GIVEN INFORMATION>

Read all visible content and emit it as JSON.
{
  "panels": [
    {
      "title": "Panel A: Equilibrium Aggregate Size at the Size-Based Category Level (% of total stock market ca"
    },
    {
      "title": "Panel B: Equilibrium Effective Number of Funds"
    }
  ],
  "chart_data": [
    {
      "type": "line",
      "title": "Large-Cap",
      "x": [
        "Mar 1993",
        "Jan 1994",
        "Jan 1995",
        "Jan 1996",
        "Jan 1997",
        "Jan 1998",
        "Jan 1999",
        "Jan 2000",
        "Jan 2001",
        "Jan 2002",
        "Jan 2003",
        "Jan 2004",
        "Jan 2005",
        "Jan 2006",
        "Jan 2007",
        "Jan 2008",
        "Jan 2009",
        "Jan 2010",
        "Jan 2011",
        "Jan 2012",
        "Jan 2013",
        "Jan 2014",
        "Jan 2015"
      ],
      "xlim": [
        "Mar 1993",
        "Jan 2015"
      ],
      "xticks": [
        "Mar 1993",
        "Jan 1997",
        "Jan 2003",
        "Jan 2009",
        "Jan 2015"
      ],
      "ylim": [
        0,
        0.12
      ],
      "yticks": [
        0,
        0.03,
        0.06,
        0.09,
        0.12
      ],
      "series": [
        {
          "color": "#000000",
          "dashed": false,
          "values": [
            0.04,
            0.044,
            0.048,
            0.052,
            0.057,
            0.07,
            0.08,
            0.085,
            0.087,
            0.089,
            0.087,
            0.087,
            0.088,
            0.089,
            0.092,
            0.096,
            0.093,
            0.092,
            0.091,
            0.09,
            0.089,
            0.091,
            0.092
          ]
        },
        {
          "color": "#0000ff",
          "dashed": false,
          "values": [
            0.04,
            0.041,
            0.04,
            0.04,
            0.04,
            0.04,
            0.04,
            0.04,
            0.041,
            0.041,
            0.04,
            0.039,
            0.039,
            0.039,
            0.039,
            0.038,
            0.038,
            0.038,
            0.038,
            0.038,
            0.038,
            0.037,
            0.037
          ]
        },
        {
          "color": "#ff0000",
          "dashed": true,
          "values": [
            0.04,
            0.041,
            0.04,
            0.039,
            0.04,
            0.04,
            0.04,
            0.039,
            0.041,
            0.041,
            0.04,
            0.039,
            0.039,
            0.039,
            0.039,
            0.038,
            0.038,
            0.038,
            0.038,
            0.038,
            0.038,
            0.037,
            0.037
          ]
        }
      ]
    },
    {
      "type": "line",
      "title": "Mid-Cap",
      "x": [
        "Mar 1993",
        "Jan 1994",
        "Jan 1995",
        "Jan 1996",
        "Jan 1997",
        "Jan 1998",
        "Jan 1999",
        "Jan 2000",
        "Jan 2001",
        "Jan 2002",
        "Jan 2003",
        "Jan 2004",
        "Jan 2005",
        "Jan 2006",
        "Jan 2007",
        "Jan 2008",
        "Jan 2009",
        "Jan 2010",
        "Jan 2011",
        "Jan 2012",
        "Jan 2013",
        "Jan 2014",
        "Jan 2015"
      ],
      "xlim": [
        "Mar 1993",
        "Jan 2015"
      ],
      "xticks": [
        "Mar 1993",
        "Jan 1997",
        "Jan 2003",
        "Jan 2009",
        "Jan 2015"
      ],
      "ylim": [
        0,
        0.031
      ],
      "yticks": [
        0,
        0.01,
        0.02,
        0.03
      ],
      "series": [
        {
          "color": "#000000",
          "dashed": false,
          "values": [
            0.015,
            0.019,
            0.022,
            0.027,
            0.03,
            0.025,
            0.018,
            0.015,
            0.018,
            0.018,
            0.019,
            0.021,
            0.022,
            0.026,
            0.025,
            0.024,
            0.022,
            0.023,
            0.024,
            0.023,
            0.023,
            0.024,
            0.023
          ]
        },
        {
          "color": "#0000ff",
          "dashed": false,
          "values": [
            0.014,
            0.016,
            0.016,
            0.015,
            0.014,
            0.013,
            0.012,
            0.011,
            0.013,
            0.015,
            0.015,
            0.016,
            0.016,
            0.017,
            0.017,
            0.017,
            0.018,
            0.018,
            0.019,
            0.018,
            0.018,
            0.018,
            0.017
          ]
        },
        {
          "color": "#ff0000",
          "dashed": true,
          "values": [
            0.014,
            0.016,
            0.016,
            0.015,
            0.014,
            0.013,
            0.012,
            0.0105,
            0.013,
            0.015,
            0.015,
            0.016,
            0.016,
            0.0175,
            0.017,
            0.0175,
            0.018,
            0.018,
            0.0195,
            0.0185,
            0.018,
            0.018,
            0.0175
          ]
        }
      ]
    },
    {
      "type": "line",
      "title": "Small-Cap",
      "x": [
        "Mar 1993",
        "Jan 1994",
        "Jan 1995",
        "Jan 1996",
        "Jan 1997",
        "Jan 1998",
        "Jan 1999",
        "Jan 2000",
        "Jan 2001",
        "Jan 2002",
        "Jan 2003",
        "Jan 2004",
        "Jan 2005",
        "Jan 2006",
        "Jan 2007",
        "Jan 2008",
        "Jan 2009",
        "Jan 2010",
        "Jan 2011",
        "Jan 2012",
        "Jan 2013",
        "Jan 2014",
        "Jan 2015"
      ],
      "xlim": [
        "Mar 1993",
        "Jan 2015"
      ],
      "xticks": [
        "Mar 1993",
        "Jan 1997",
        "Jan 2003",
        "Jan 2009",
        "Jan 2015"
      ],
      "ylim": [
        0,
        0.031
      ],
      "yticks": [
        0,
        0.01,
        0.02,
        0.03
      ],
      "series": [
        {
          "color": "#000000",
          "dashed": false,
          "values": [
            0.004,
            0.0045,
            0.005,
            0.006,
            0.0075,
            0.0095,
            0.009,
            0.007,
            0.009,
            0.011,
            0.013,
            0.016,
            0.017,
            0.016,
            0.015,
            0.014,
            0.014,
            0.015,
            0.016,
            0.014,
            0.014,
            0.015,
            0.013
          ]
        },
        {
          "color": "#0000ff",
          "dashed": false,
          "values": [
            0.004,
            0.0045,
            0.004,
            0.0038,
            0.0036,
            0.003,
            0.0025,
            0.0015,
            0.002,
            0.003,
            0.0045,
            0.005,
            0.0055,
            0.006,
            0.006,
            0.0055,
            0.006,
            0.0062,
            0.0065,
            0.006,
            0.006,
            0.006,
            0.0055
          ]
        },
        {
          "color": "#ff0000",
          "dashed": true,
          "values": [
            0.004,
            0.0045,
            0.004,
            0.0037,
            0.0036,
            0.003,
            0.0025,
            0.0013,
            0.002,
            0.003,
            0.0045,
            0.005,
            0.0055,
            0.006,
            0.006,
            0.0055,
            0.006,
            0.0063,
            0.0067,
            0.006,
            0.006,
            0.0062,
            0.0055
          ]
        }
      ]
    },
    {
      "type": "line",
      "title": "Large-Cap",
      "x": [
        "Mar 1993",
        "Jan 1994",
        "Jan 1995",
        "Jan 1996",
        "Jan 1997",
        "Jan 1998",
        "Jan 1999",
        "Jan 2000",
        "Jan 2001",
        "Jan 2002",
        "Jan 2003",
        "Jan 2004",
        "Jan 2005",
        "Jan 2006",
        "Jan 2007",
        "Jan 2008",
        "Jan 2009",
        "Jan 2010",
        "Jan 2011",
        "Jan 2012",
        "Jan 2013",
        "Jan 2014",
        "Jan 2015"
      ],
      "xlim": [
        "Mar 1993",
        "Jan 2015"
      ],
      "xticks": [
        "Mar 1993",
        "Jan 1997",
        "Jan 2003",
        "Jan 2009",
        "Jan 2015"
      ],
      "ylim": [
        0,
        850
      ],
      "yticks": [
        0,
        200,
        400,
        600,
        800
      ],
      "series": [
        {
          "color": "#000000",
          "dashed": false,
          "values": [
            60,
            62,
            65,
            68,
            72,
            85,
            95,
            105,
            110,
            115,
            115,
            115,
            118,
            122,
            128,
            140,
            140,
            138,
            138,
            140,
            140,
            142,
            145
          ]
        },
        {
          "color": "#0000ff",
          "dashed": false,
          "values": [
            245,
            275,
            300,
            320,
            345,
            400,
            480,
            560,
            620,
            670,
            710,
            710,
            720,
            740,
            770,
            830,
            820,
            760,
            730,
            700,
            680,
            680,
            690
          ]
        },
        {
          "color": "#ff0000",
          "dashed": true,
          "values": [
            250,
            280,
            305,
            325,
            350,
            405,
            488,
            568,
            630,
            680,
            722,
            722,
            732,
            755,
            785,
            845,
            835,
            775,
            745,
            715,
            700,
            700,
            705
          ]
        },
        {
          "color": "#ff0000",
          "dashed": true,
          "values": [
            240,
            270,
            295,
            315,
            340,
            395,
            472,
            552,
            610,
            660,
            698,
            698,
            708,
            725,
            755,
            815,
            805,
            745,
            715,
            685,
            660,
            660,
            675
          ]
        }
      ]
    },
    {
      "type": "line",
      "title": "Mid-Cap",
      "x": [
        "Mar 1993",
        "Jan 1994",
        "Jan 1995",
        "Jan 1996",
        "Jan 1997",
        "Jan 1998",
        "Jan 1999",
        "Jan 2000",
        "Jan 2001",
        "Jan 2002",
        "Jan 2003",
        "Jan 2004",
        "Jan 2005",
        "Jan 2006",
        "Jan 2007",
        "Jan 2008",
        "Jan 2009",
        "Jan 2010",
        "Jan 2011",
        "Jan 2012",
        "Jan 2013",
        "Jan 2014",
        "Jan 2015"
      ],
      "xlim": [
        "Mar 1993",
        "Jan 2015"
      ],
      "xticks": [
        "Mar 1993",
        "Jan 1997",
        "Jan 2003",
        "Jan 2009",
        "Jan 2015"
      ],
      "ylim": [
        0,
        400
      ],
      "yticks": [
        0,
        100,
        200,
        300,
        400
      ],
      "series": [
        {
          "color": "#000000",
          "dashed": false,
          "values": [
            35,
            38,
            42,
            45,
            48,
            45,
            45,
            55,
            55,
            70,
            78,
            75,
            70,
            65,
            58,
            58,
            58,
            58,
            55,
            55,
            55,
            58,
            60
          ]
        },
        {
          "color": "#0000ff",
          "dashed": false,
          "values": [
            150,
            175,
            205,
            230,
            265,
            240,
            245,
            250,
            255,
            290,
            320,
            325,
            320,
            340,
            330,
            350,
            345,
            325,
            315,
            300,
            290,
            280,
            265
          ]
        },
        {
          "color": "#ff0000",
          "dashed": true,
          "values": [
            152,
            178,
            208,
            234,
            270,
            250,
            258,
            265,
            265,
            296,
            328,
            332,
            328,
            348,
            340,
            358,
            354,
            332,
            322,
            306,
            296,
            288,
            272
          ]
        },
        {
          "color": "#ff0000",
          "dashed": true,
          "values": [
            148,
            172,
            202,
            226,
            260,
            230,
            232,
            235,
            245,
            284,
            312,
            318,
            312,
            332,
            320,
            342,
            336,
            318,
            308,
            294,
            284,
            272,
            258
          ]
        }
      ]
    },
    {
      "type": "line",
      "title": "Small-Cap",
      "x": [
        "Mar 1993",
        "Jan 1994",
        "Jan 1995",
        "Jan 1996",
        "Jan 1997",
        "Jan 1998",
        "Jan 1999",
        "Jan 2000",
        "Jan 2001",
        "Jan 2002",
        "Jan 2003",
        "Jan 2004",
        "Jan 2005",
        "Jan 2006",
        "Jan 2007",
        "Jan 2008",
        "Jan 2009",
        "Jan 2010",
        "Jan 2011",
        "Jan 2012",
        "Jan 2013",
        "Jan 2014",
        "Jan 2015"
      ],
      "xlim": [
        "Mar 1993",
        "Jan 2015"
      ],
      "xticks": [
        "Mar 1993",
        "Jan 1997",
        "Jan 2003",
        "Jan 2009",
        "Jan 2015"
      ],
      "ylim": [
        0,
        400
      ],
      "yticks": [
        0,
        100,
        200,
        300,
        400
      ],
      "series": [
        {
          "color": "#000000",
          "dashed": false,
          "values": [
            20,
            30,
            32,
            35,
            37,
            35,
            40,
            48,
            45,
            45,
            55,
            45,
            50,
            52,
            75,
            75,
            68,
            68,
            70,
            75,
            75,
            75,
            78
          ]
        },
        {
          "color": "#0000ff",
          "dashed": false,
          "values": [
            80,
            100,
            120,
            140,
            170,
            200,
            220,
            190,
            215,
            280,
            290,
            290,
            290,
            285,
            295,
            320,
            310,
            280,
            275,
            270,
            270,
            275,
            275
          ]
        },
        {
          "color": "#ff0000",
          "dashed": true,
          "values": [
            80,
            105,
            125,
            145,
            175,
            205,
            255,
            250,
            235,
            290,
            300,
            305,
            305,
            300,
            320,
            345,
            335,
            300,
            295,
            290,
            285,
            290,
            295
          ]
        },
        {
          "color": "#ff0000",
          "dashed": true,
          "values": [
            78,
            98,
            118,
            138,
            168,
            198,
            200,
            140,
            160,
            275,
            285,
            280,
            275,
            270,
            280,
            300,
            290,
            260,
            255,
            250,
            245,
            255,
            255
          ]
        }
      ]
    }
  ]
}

WHAT YOU SHOULD DO> In the material above, find the lines that contain "Equilibrium" and show them.

SOLUTION>
      "title": "Panel A: Equilibrium Aggregate Size at the Size-Based Category Level (% of total stock market ca"
      "title": "Panel B: Equilibrium Effective Number of Funds"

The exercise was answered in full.